### Information provided
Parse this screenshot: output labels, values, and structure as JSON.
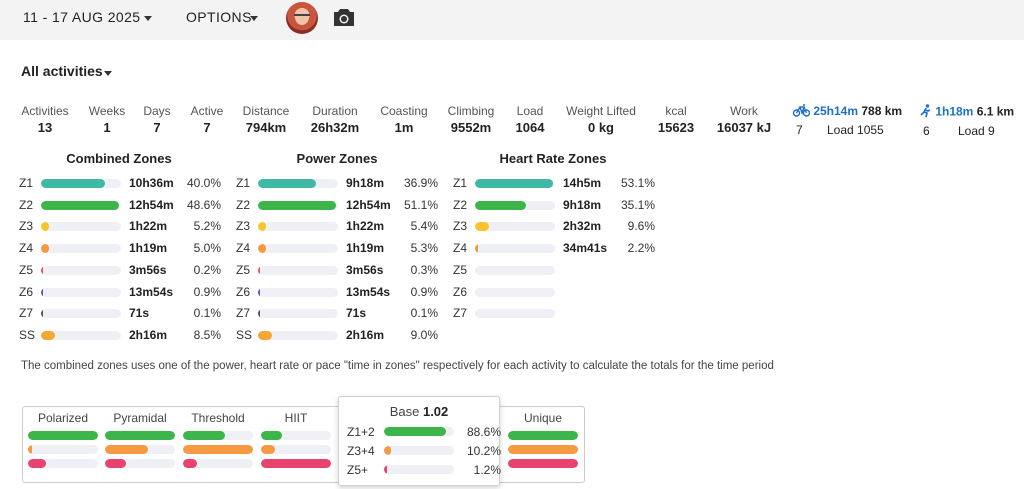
{
  "header": {
    "date_range": "11 - 17 AUG 2025",
    "options_label": "OPTIONS",
    "avatar_icon": "user-avatar",
    "camera_icon": "camera-icon"
  },
  "filter": {
    "label": "All activities"
  },
  "stats": [
    {
      "label": "Activities",
      "value": "13"
    },
    {
      "label": "Weeks",
      "value": "1"
    },
    {
      "label": "Days",
      "value": "7"
    },
    {
      "label": "Active",
      "value": "7"
    },
    {
      "label": "Distance",
      "value": "794km"
    },
    {
      "label": "Duration",
      "value": "26h32m"
    },
    {
      "label": "Coasting",
      "value": "1m"
    },
    {
      "label": "Climbing",
      "value": "9552m"
    },
    {
      "label": "Load",
      "value": "1064"
    },
    {
      "label": "Weight Lifted",
      "value": "0 kg"
    },
    {
      "label": "kcal",
      "value": "15623"
    },
    {
      "label": "Work",
      "value": "16037 kJ"
    }
  ],
  "sports": [
    {
      "icon": "bike-icon",
      "time": "25h14m",
      "distance": "788 km",
      "count": "7",
      "load": "Load 1055"
    },
    {
      "icon": "run-icon",
      "time": "1h18m",
      "distance": "6.1 km",
      "count": "6",
      "load": "Load 9"
    }
  ],
  "zones": {
    "colors": {
      "Z1": "#3fb8a4",
      "Z2": "#3cb54a",
      "Z3": "#f8c42e",
      "Z4": "#f59a43",
      "Z5": "#ef4f6b",
      "Z6": "#6a4fd6",
      "Z7": "#555555",
      "SS": "#f5a733"
    },
    "combined": {
      "title": "Combined Zones",
      "rows": [
        {
          "zone": "Z1",
          "time": "10h36m",
          "pct": "40.0%",
          "frac": 0.8
        },
        {
          "zone": "Z2",
          "time": "12h54m",
          "pct": "48.6%",
          "frac": 0.98
        },
        {
          "zone": "Z3",
          "time": "1h22m",
          "pct": "5.2%",
          "frac": 0.1
        },
        {
          "zone": "Z4",
          "time": "1h19m",
          "pct": "5.0%",
          "frac": 0.1
        },
        {
          "zone": "Z5",
          "time": "3m56s",
          "pct": "0.2%",
          "frac": 0.01
        },
        {
          "zone": "Z6",
          "time": "13m54s",
          "pct": "0.9%",
          "frac": 0.02
        },
        {
          "zone": "Z7",
          "time": "71s",
          "pct": "0.1%",
          "frac": 0.005
        },
        {
          "zone": "SS",
          "time": "2h16m",
          "pct": "8.5%",
          "frac": 0.17
        }
      ]
    },
    "power": {
      "title": "Power Zones",
      "rows": [
        {
          "zone": "Z1",
          "time": "9h18m",
          "pct": "36.9%",
          "frac": 0.72
        },
        {
          "zone": "Z2",
          "time": "12h54m",
          "pct": "51.1%",
          "frac": 0.98
        },
        {
          "zone": "Z3",
          "time": "1h22m",
          "pct": "5.4%",
          "frac": 0.1
        },
        {
          "zone": "Z4",
          "time": "1h19m",
          "pct": "5.3%",
          "frac": 0.1
        },
        {
          "zone": "Z5",
          "time": "3m56s",
          "pct": "0.3%",
          "frac": 0.01
        },
        {
          "zone": "Z6",
          "time": "13m54s",
          "pct": "0.9%",
          "frac": 0.02
        },
        {
          "zone": "Z7",
          "time": "71s",
          "pct": "0.1%",
          "frac": 0.005
        },
        {
          "zone": "SS",
          "time": "2h16m",
          "pct": "9.0%",
          "frac": 0.18
        }
      ]
    },
    "heart_rate": {
      "title": "Heart Rate Zones",
      "rows": [
        {
          "zone": "Z1",
          "time": "14h5m",
          "pct": "53.1%",
          "frac": 0.98
        },
        {
          "zone": "Z2",
          "time": "9h18m",
          "pct": "35.1%",
          "frac": 0.64
        },
        {
          "zone": "Z3",
          "time": "2h32m",
          "pct": "9.6%",
          "frac": 0.17
        },
        {
          "zone": "Z4",
          "time": "34m41s",
          "pct": "2.2%",
          "frac": 0.04
        },
        {
          "zone": "Z5",
          "time": "",
          "pct": "",
          "frac": 0
        },
        {
          "zone": "Z6",
          "time": "",
          "pct": "",
          "frac": 0
        },
        {
          "zone": "Z7",
          "time": "",
          "pct": "",
          "frac": 0
        }
      ]
    }
  },
  "note": "The combined zones uses one of the power, heart rate or pace \"time in zones\" respectively for each activity to calculate the totals for the time period",
  "distribution": {
    "columns": [
      {
        "label": "Polarized",
        "bars": [
          {
            "frac": 1.0,
            "color": "#3cb54a"
          },
          {
            "frac": 0.05,
            "color": "#f59a43"
          },
          {
            "frac": 0.25,
            "color": "#e8436f"
          }
        ]
      },
      {
        "label": "Pyramidal",
        "bars": [
          {
            "frac": 1.0,
            "color": "#3cb54a"
          },
          {
            "frac": 0.62,
            "color": "#f59a43"
          },
          {
            "frac": 0.3,
            "color": "#e8436f"
          }
        ]
      },
      {
        "label": "Threshold",
        "bars": [
          {
            "frac": 0.6,
            "color": "#3cb54a"
          },
          {
            "frac": 1.0,
            "color": "#f59a43"
          },
          {
            "frac": 0.2,
            "color": "#e8436f"
          }
        ]
      },
      {
        "label": "HIIT",
        "bars": [
          {
            "frac": 0.3,
            "color": "#3cb54a"
          },
          {
            "frac": 0.2,
            "color": "#f59a43"
          },
          {
            "frac": 1.0,
            "color": "#e8436f"
          }
        ]
      },
      {
        "label": "Unique",
        "bars": [
          {
            "frac": 1.0,
            "color": "#3cb54a"
          },
          {
            "frac": 1.0,
            "color": "#f59a43"
          },
          {
            "frac": 1.0,
            "color": "#e8436f"
          }
        ]
      }
    ],
    "popup": {
      "title": "Base",
      "score": "1.02",
      "rows": [
        {
          "label": "Z1+2",
          "pct": "88.6%",
          "frac": 0.886,
          "color": "#3cb54a"
        },
        {
          "label": "Z3+4",
          "pct": "10.2%",
          "frac": 0.102,
          "color": "#f59a43"
        },
        {
          "label": "Z5+",
          "pct": "1.2%",
          "frac": 0.012,
          "color": "#e8436f"
        }
      ]
    }
  }
}
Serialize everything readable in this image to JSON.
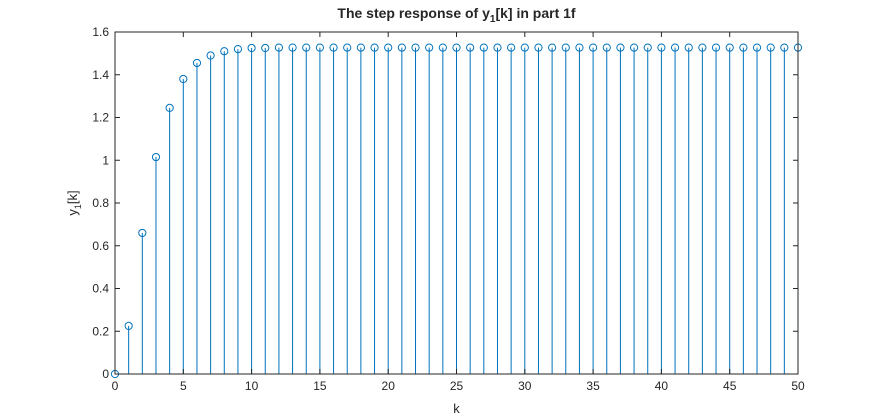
{
  "chart_data": {
    "type": "stem",
    "title": {
      "main": "The step response of y",
      "sub": "1",
      "rest": "[k] in part 1f"
    },
    "xlabel": "k",
    "ylabel": {
      "main": "y",
      "sub": "1",
      "rest": "[k]"
    },
    "xlim": [
      0,
      50
    ],
    "ylim": [
      0,
      1.6
    ],
    "xticks": [
      0,
      5,
      10,
      15,
      20,
      25,
      30,
      35,
      40,
      45,
      50
    ],
    "yticks": [
      0,
      0.2,
      0.4,
      0.6,
      0.8,
      1,
      1.2,
      1.4,
      1.6
    ],
    "grid": false,
    "series": [
      {
        "color": "#0072BD",
        "marker": "circle",
        "x": [
          0,
          1,
          2,
          3,
          4,
          5,
          6,
          7,
          8,
          9,
          10,
          11,
          12,
          13,
          14,
          15,
          16,
          17,
          18,
          19,
          20,
          21,
          22,
          23,
          24,
          25,
          26,
          27,
          28,
          29,
          30,
          31,
          32,
          33,
          34,
          35,
          36,
          37,
          38,
          39,
          40,
          41,
          42,
          43,
          44,
          45,
          46,
          47,
          48,
          49,
          50
        ],
        "y": [
          0,
          0.225,
          0.66,
          1.015,
          1.245,
          1.38,
          1.455,
          1.49,
          1.51,
          1.52,
          1.525,
          1.525,
          1.527,
          1.527,
          1.527,
          1.527,
          1.527,
          1.527,
          1.527,
          1.527,
          1.527,
          1.527,
          1.527,
          1.527,
          1.527,
          1.527,
          1.527,
          1.527,
          1.527,
          1.527,
          1.527,
          1.527,
          1.527,
          1.527,
          1.527,
          1.527,
          1.527,
          1.527,
          1.527,
          1.527,
          1.527,
          1.527,
          1.527,
          1.527,
          1.527,
          1.527,
          1.527,
          1.527,
          1.527,
          1.527,
          1.527
        ]
      }
    ]
  }
}
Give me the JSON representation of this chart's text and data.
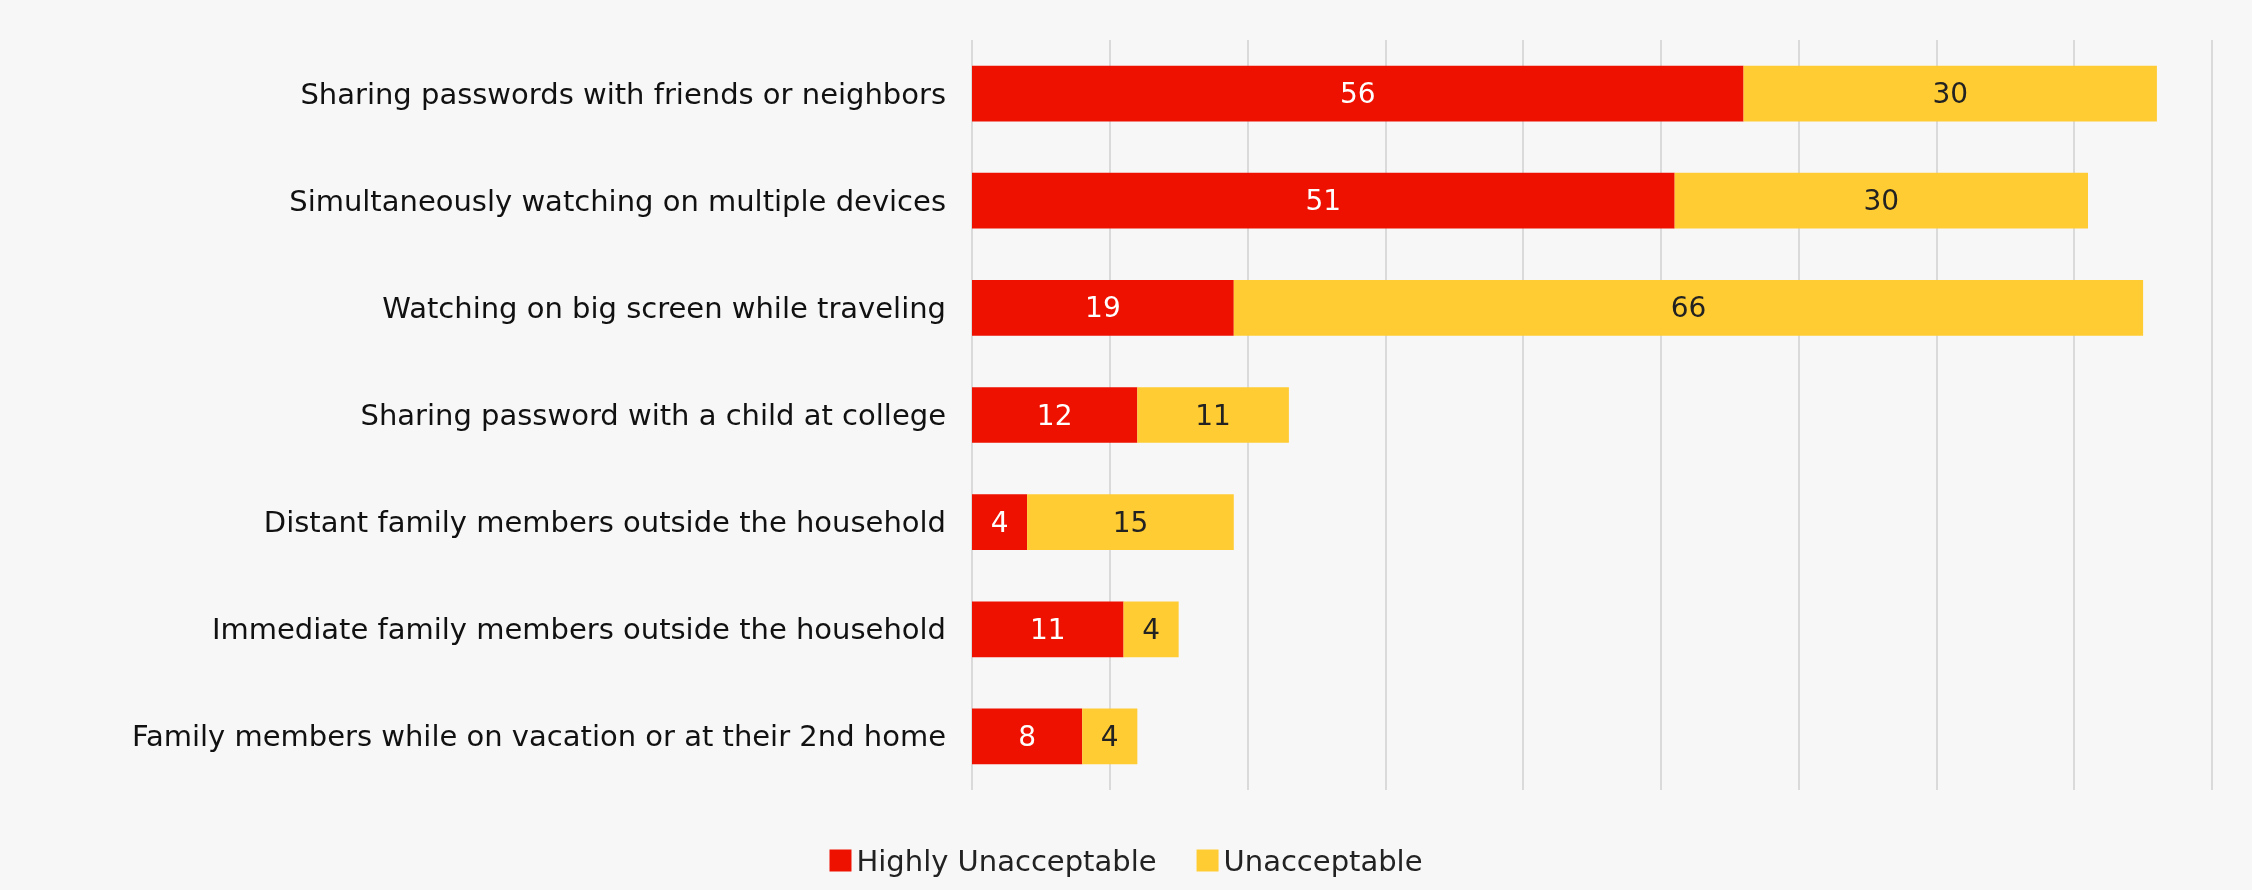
{
  "chart_data": {
    "type": "bar",
    "orientation": "horizontal",
    "stacked": true,
    "categories": [
      "Sharing passwords with friends or neighbors",
      "Simultaneously watching on multiple devices",
      "Watching on big screen while traveling",
      "Sharing password with a child at college",
      "Distant family members outside the household",
      "Immediate family members outside the household",
      "Family members while on vacation or at their 2nd home"
    ],
    "series": [
      {
        "name": "Highly Unacceptable",
        "color": "#ee1100",
        "values": [
          56,
          51,
          19,
          12,
          4,
          11,
          8
        ]
      },
      {
        "name": "Unacceptable",
        "color": "#ffcc33",
        "values": [
          30,
          30,
          66,
          11,
          15,
          4,
          4
        ]
      }
    ],
    "xlim": [
      0,
      90
    ],
    "xticks": [
      {
        "value": 0,
        "label": null
      },
      {
        "value": 10,
        "label": null
      },
      {
        "value": 20,
        "label": null
      },
      {
        "value": 30,
        "label": null
      },
      {
        "value": 40,
        "label": null
      },
      {
        "value": 50,
        "label": null
      },
      {
        "value": 60,
        "label": null
      },
      {
        "value": 70,
        "label": null
      },
      {
        "value": 80,
        "label": null
      },
      {
        "value": 90,
        "label": null
      }
    ],
    "data_labels": true,
    "tick_labels": "y",
    "grid": "x",
    "legend": "bottom"
  }
}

### Problem to work on
Pull every line containing the word "this" out of the entries above.

### Right answer
Parse this screenshot: output labels, values, and structure as JSON.
Serialize everything readable in this image to JSON.
Give me the JSON representation of this chart's text and data.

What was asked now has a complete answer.